What is needed
You are to retype all of the data exactly as it appears.
━━━━━━━━━━━━━━━━
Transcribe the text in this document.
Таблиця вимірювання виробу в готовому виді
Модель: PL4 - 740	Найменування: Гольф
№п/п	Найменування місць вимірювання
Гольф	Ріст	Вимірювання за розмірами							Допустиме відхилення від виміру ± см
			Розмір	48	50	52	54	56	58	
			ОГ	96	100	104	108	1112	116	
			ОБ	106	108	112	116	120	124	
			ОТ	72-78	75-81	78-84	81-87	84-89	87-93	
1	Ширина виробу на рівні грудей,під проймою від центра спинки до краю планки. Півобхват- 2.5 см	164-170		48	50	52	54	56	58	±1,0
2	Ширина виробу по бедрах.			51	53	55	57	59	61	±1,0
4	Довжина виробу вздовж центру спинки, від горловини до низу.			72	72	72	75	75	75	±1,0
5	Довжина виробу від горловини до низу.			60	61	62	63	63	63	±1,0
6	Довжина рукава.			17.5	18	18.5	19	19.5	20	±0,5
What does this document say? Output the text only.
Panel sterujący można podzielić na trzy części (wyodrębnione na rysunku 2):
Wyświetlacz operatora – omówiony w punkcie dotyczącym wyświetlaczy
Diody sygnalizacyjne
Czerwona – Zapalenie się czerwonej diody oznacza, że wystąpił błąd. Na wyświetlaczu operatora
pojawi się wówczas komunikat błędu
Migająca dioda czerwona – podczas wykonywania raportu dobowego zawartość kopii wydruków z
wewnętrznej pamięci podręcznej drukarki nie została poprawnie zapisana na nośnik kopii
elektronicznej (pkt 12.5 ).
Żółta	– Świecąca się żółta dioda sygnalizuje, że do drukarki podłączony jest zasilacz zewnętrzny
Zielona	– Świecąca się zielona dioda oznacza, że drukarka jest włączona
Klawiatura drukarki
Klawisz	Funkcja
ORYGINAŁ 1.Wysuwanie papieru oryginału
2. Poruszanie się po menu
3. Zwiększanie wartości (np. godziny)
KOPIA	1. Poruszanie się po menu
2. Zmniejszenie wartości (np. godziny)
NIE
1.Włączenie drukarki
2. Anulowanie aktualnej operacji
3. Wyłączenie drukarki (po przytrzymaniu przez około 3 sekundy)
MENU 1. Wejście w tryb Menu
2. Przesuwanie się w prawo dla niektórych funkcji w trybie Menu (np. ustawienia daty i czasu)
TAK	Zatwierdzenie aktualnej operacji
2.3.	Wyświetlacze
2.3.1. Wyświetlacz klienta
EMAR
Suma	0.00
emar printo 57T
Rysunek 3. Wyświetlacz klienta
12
━━━━━━━━━━━━━━━━
The response
Transcribe the text in this document.
Таблиця вимірювання виробу в готовому виді
Модель: PL4 - 740	Найменування: Гольф
№п/п	Найменування місць вимірювання
Гольф	Ріст	Вимірювання за розмірами							Допустиме відхилення від виміру ± см
			Розмір	48	50	52	54	56	58	
			ОГ	96	100	104	108	1112	116	
			ОБ	106	108	112	116	120	124	
			ОТ	72-78	75-81	78-84	81-87	84-89	87-93	
1	Ширина виробу на рівні грудей,під проймою від центра спинки до краю планки. Півобхват- 2.5 см	164-170		48	50	52	54	56	58	±1,0
2	Ширина виробу по бедрах.			51	53	55	57	59	61	±1,0
4	Довжина виробу вздовж центру спинки, від горловини до низу.			72	72	72	75	75	75	±1,0
5	Довжина виробу від горловини до низу.			60	61	62	63	63	63	±1,0
6	Довжина рукава.			17.5	18	18.5	19	19.5	20	±0,5
What does this document say? Output the text only.
Panel sterujący można podzielić na trzy części (wyodrębnione na rysunku 2):
Wyświetlacz operatora – omówiony w punkcie dotyczącym wyświetlaczy
Diody sygnalizacyjne
Czerwona – Zapalenie się czerwonej diody oznacza, że wystąpił błąd. Na wyświetlaczu operatora
pojawi się wówczas komunikat błędu
Migająca dioda czerwona – podczas wykonywania raportu dobowego zawartość kopii wydruków z
wewnętrznej pamięci podręcznej drukarki nie została poprawnie zapisana na nośnik kopii
elektronicznej (pkt 12.5 ).
Żółta	– Świecąca się żółta dioda sygnalizuje, że do drukarki podłączony jest zasilacz zewnętrzny
Zielona	– Świecąca się zielona dioda oznacza, że drukarka jest włączona
Klawiatura drukarki
Klawisz	Funkcja
ORYGINAŁ 1.Wysuwanie papieru oryginału
2. Poruszanie się po menu
3. Zwiększanie wartości (np. godziny)
KOPIA	1. Poruszanie się po menu
2. Zmniejszenie wartości (np. godziny)
NIE
1.Włączenie drukarki
2. Anulowanie aktualnej operacji
3. Wyłączenie drukarki (po przytrzymaniu przez około 3 sekundy)
MENU 1. Wejście w tryb Menu
2. Przesuwanie się w prawo dla niektórych funkcji w trybie Menu (np. ustawienia daty i czasu)
TAK	Zatwierdzenie aktualnej operacji
2.3.	Wyświetlacze
2.3.1. Wyświetlacz klienta
EMAR
Suma	0.00
emar printo 57T
Rysunek 3. Wyświetlacz klienta
12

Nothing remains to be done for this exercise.